Quote all of the data that follows exactly as written, skipping the images.

* Start SOURCE MATERIAL *

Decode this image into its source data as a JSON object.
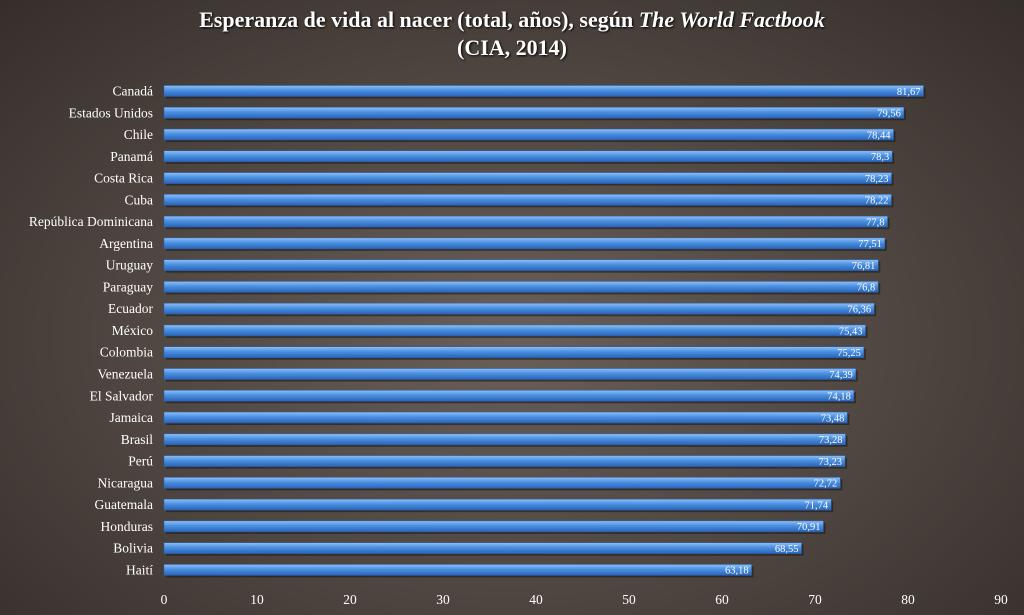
{
  "chart_data": {
    "type": "bar",
    "orientation": "horizontal",
    "title": {
      "main": "Esperanza de vida al nacer (total, años), según ",
      "italic": "The World Factbook",
      "line2": "(CIA, 2014)"
    },
    "categories": [
      "Canadá",
      "Estados Unidos",
      "Chile",
      "Panamá",
      "Costa Rica",
      "Cuba",
      "República Dominicana",
      "Argentina",
      "Uruguay",
      "Paraguay",
      "Ecuador",
      "México",
      "Colombia",
      "Venezuela",
      "El Salvador",
      "Jamaica",
      "Brasil",
      "Perú",
      "Nicaragua",
      "Guatemala",
      "Honduras",
      "Bolivia",
      "Haití"
    ],
    "values": [
      81.67,
      79.56,
      78.44,
      78.3,
      78.23,
      78.22,
      77.8,
      77.51,
      76.81,
      76.8,
      76.36,
      75.43,
      75.25,
      74.39,
      74.18,
      73.48,
      73.28,
      73.23,
      72.72,
      71.74,
      70.91,
      68.55,
      63.18
    ],
    "value_labels": [
      "81,67",
      "79,56",
      "78,44",
      "78,3",
      "78,23",
      "78,22",
      "77,8",
      "77,51",
      "76,81",
      "76,8",
      "76,36",
      "75,43",
      "75,25",
      "74,39",
      "74,18",
      "73,48",
      "73,28",
      "73,23",
      "72,72",
      "71,74",
      "70,91",
      "68,55",
      "63,18"
    ],
    "x_ticks": [
      "0",
      "10",
      "20",
      "30",
      "40",
      "50",
      "60",
      "70",
      "80",
      "90"
    ],
    "xlim": [
      0,
      90
    ],
    "xlabel": "",
    "ylabel": "",
    "grid": false,
    "bar_color": "#4a8fe0",
    "background_color": "#4e4540",
    "text_color": "#ffffff"
  }
}
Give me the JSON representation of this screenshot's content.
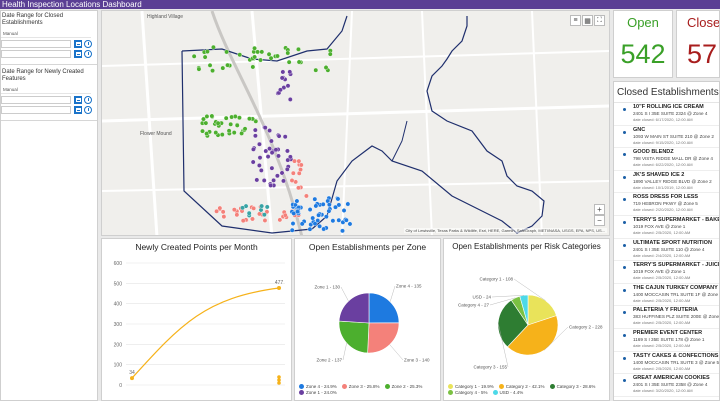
{
  "header": {
    "title": "Health Inspection Locations Dashboard"
  },
  "filters": [
    {
      "title": "Date Range for Closed Establishments",
      "select": "Manual"
    },
    {
      "title": "Date Range for Newly Created Features",
      "select": "Manual"
    }
  ],
  "map": {
    "places": [
      "Highland Village",
      "Flower Mound"
    ],
    "attribution": "City of Lewisville, Texas Parks & Wildlife, Esri, HERE, Garmin, SafeGraph, METI/NASA, USGS, EPA, NPS, US...",
    "zoom_in": "+",
    "zoom_out": "−",
    "zone_colors": {
      "zone1": "#38a3a5",
      "zone2": "#4caf2e",
      "zone3": "#f4817a",
      "zone4": "#1e7ae0",
      "zone5": "#6a3fa0"
    }
  },
  "open": {
    "label": "Open",
    "value": "542",
    "color": "#3aa028"
  },
  "closed": {
    "label": "Closed",
    "value": "57",
    "color": "#a81d1d"
  },
  "closed_list": {
    "title": "Closed Establishments",
    "items": [
      {
        "name": "10\"F ROLLING ICE CREAM",
        "addr": "2401 S I 35E SUITE 2324 @ Zone 4",
        "date": "date closed: 6/17/2020, 12:00 AM"
      },
      {
        "name": "GNC",
        "addr": "1093 W MAIN ST SUITE 210 @ Zone 2",
        "date": "date closed: 9/15/2020, 12:00 AM"
      },
      {
        "name": "GOOD BLENDZ",
        "addr": "798 VISTA RIDGE MALL DR @ Zone 4",
        "date": "date closed: 6/22/2020, 12:00 AM"
      },
      {
        "name": "JK'S SHAVED ICE 2",
        "addr": "1890 VALLEY RIDGE BLVD @ Zone 2",
        "date": "date closed: 10/1/2019, 12:00 AM"
      },
      {
        "name": "ROSS DRESS FOR LESS",
        "addr": "719 HEBRON PKWY @ Zone 5",
        "date": "date closed: 2/20/2020, 12:00 AM"
      },
      {
        "name": "TERRY'S SUPERMARKET - BAKERY",
        "addr": "1019 FOX AVE @ Zone 1",
        "date": "date closed: 2/5/2020, 12:00 AM"
      },
      {
        "name": "ULTIMATE SPORT NUTRITION",
        "addr": "2401 S I 35E SUITE 110 @ Zone 4",
        "date": "date closed: 2/4/2020, 12:00 AM"
      },
      {
        "name": "TERRY'S SUPERMARKET - JUICE BAR",
        "addr": "1019 FOX AVE @ Zone 1",
        "date": "date closed: 2/5/2020, 12:00 AM"
      },
      {
        "name": "THE CAJUN TURKEY COMPANY",
        "addr": "1400 MOCCASIN TRL SUITE 1F @ Zone 5",
        "date": "date closed: 2/5/2020, 12:00 AM"
      },
      {
        "name": "PALETERIA Y FRUTERIA",
        "addr": "383 HUFFINES PLZ SUITE 200E @ Zone 2",
        "date": "date closed: 2/5/2020, 12:00 AM"
      },
      {
        "name": "PREMIER EVENT CENTER",
        "addr": "1169 S I 35E SUITE 178 @ Zone 1",
        "date": "date closed: 2/5/2020, 12:00 AM"
      },
      {
        "name": "TASTY CAKES & CONFECTIONS",
        "addr": "1400 MOCCASIN TRL SUITE 3 @ Zone 5",
        "date": "date closed: 2/5/2020, 12:00 AM"
      },
      {
        "name": "GREAT AMERICAN COOKIES",
        "addr": "2401 S I 35E SUITE 2358 @ Zone 4",
        "date": "date closed: 3/20/2020, 12:00 AM"
      }
    ]
  },
  "chart_data": [
    {
      "type": "line",
      "title": "Newly Created Points per Month",
      "ylim": [
        0,
        600
      ],
      "yticks": [
        "600",
        "500",
        "400",
        "300",
        "200",
        "100",
        "0"
      ],
      "x": [
        "Jun",
        "Jul",
        "Aug",
        "Sep",
        "Oct",
        "Nov",
        "Dec"
      ],
      "values": [
        34,
        250,
        330,
        380,
        420,
        455,
        477
      ],
      "first_label": "34",
      "last_label": "477",
      "color": "#f6b21a"
    },
    {
      "type": "pie",
      "title": "Open Establishments per Zone",
      "slices": [
        {
          "label": "Zone 4 - 135",
          "legend": "Zone 4 - 24.9%",
          "value": 135,
          "color": "#1e7ae0"
        },
        {
          "label": "Zone 3 - 140",
          "legend": "Zone 3 - 25.8%",
          "value": 140,
          "color": "#f4817a"
        },
        {
          "label": "Zone 2 - 137",
          "legend": "Zone 2 - 25.3%",
          "value": 137,
          "color": "#4caf2e"
        },
        {
          "label": "Zone 1 - 130",
          "legend": "Zone 1 - 24.0%",
          "value": 130,
          "color": "#6a3fa0"
        }
      ]
    },
    {
      "type": "pie",
      "title": "Open Establishments per Risk Categories",
      "slices": [
        {
          "label": "Category 1 - 108",
          "legend": "Category 1 - 19.9%",
          "value": 108,
          "color": "#e9e35a"
        },
        {
          "label": "Category 2 - 228",
          "legend": "Category 2 - 42.1%",
          "value": 228,
          "color": "#f6b21a"
        },
        {
          "label": "Category 3 - 155",
          "legend": "Category 3 - 28.6%",
          "value": 155,
          "color": "#2e7d32"
        },
        {
          "label": "Category 4 - 27",
          "legend": "Category 4 - 5%",
          "value": 27,
          "color": "#7bc142"
        },
        {
          "label": "USD - 24",
          "legend": "USD - 4.4%",
          "value": 24,
          "color": "#4dd9e8"
        }
      ]
    }
  ]
}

* End SOURCE MATERIAL *

▸ FULL SOLUTION:
Decode this image into its source data as a JSON object.
{
  "chart_data": {
    "type": "bar",
    "orientation": "horizontal",
    "title": {
      "main": "Esperanza de vida al nacer (total, años), según ",
      "italic": "The World Factbook",
      "line2": "(CIA, 2014)"
    },
    "categories": [
      "Canadá",
      "Estados Unidos",
      "Chile",
      "Panamá",
      "Costa Rica",
      "Cuba",
      "República Dominicana",
      "Argentina",
      "Uruguay",
      "Paraguay",
      "Ecuador",
      "México",
      "Colombia",
      "Venezuela",
      "El Salvador",
      "Jamaica",
      "Brasil",
      "Perú",
      "Nicaragua",
      "Guatemala",
      "Honduras",
      "Bolivia",
      "Haití"
    ],
    "values": [
      81.67,
      79.56,
      78.44,
      78.3,
      78.23,
      78.22,
      77.8,
      77.51,
      76.81,
      76.8,
      76.36,
      75.43,
      75.25,
      74.39,
      74.18,
      73.48,
      73.28,
      73.23,
      72.72,
      71.74,
      70.91,
      68.55,
      63.18
    ],
    "value_labels": [
      "81,67",
      "79,56",
      "78,44",
      "78,3",
      "78,23",
      "78,22",
      "77,8",
      "77,51",
      "76,81",
      "76,8",
      "76,36",
      "75,43",
      "75,25",
      "74,39",
      "74,18",
      "73,48",
      "73,28",
      "73,23",
      "72,72",
      "71,74",
      "70,91",
      "68,55",
      "63,18"
    ],
    "x_ticks": [
      "0",
      "10",
      "20",
      "30",
      "40",
      "50",
      "60",
      "70",
      "80",
      "90"
    ],
    "xlim": [
      0,
      90
    ],
    "xlabel": "",
    "ylabel": "",
    "grid": false,
    "bar_color": "#4a8fe0",
    "background_color": "#4e4540",
    "text_color": "#ffffff"
  }
}
Give me the JSON representation of this screenshot's content.
{
  "header": {
    "title": "Health Inspection Locations Dashboard"
  },
  "filters": [
    {
      "title": "Date Range for Closed Establishments",
      "select": "Manual"
    },
    {
      "title": "Date Range for Newly Created Features",
      "select": "Manual"
    }
  ],
  "map": {
    "places": [
      "Highland Village",
      "Flower Mound"
    ],
    "attribution": "City of Lewisville, Texas Parks & Wildlife, Esri, HERE, Garmin, SafeGraph, METI/NASA, USGS, EPA, NPS, US...",
    "zoom_in": "+",
    "zoom_out": "−",
    "zone_colors": {
      "zone1": "#38a3a5",
      "zone2": "#4caf2e",
      "zone3": "#f4817a",
      "zone4": "#1e7ae0",
      "zone5": "#6a3fa0"
    }
  },
  "open": {
    "label": "Open",
    "value": "542",
    "color": "#3aa028"
  },
  "closed": {
    "label": "Closed",
    "value": "57",
    "color": "#a81d1d"
  },
  "closed_list": {
    "title": "Closed Establishments",
    "items": [
      {
        "name": "10\"F ROLLING ICE CREAM",
        "addr": "2401 S I 35E SUITE 2324 @ Zone 4",
        "date": "date closed: 6/17/2020, 12:00 AM"
      },
      {
        "name": "GNC",
        "addr": "1093 W MAIN ST SUITE 210 @ Zone 2",
        "date": "date closed: 9/15/2020, 12:00 AM"
      },
      {
        "name": "GOOD BLENDZ",
        "addr": "798 VISTA RIDGE MALL DR @ Zone 4",
        "date": "date closed: 6/22/2020, 12:00 AM"
      },
      {
        "name": "JK'S SHAVED ICE 2",
        "addr": "1890 VALLEY RIDGE BLVD @ Zone 2",
        "date": "date closed: 10/1/2019, 12:00 AM"
      },
      {
        "name": "ROSS DRESS FOR LESS",
        "addr": "719 HEBRON PKWY @ Zone 5",
        "date": "date closed: 2/20/2020, 12:00 AM"
      },
      {
        "name": "TERRY'S SUPERMARKET - BAKERY",
        "addr": "1019 FOX AVE @ Zone 1",
        "date": "date closed: 2/5/2020, 12:00 AM"
      },
      {
        "name": "ULTIMATE SPORT NUTRITION",
        "addr": "2401 S I 35E SUITE 110 @ Zone 4",
        "date": "date closed: 2/4/2020, 12:00 AM"
      },
      {
        "name": "TERRY'S SUPERMARKET - JUICE BAR",
        "addr": "1019 FOX AVE @ Zone 1",
        "date": "date closed: 2/5/2020, 12:00 AM"
      },
      {
        "name": "THE CAJUN TURKEY COMPANY",
        "addr": "1400 MOCCASIN TRL SUITE 1F @ Zone 5",
        "date": "date closed: 2/5/2020, 12:00 AM"
      },
      {
        "name": "PALETERIA Y FRUTERIA",
        "addr": "383 HUFFINES PLZ SUITE 200E @ Zone 2",
        "date": "date closed: 2/5/2020, 12:00 AM"
      },
      {
        "name": "PREMIER EVENT CENTER",
        "addr": "1169 S I 35E SUITE 178 @ Zone 1",
        "date": "date closed: 2/5/2020, 12:00 AM"
      },
      {
        "name": "TASTY CAKES & CONFECTIONS",
        "addr": "1400 MOCCASIN TRL SUITE 3 @ Zone 5",
        "date": "date closed: 2/5/2020, 12:00 AM"
      },
      {
        "name": "GREAT AMERICAN COOKIES",
        "addr": "2401 S I 35E SUITE 2358 @ Zone 4",
        "date": "date closed: 3/20/2020, 12:00 AM"
      }
    ]
  },
  "chart_data": [
    {
      "type": "line",
      "title": "Newly Created Points per Month",
      "ylim": [
        0,
        600
      ],
      "yticks": [
        "600",
        "500",
        "400",
        "300",
        "200",
        "100",
        "0"
      ],
      "x": [
        "Jun",
        "Jul",
        "Aug",
        "Sep",
        "Oct",
        "Nov",
        "Dec"
      ],
      "values": [
        34,
        250,
        330,
        380,
        420,
        455,
        477
      ],
      "first_label": "34",
      "last_label": "477",
      "color": "#f6b21a"
    },
    {
      "type": "pie",
      "title": "Open Establishments per Zone",
      "slices": [
        {
          "label": "Zone 4 - 135",
          "legend": "Zone 4 - 24.9%",
          "value": 135,
          "color": "#1e7ae0"
        },
        {
          "label": "Zone 3 - 140",
          "legend": "Zone 3 - 25.8%",
          "value": 140,
          "color": "#f4817a"
        },
        {
          "label": "Zone 2 - 137",
          "legend": "Zone 2 - 25.3%",
          "value": 137,
          "color": "#4caf2e"
        },
        {
          "label": "Zone 1 - 130",
          "legend": "Zone 1 - 24.0%",
          "value": 130,
          "color": "#6a3fa0"
        }
      ]
    },
    {
      "type": "pie",
      "title": "Open Establishments per Risk Categories",
      "slices": [
        {
          "label": "Category 1 - 108",
          "legend": "Category 1 - 19.9%",
          "value": 108,
          "color": "#e9e35a"
        },
        {
          "label": "Category 2 - 228",
          "legend": "Category 2 - 42.1%",
          "value": 228,
          "color": "#f6b21a"
        },
        {
          "label": "Category 3 - 155",
          "legend": "Category 3 - 28.6%",
          "value": 155,
          "color": "#2e7d32"
        },
        {
          "label": "Category 4 - 27",
          "legend": "Category 4 - 5%",
          "value": 27,
          "color": "#7bc142"
        },
        {
          "label": "USD - 24",
          "legend": "USD - 4.4%",
          "value": 24,
          "color": "#4dd9e8"
        }
      ]
    }
  ]
}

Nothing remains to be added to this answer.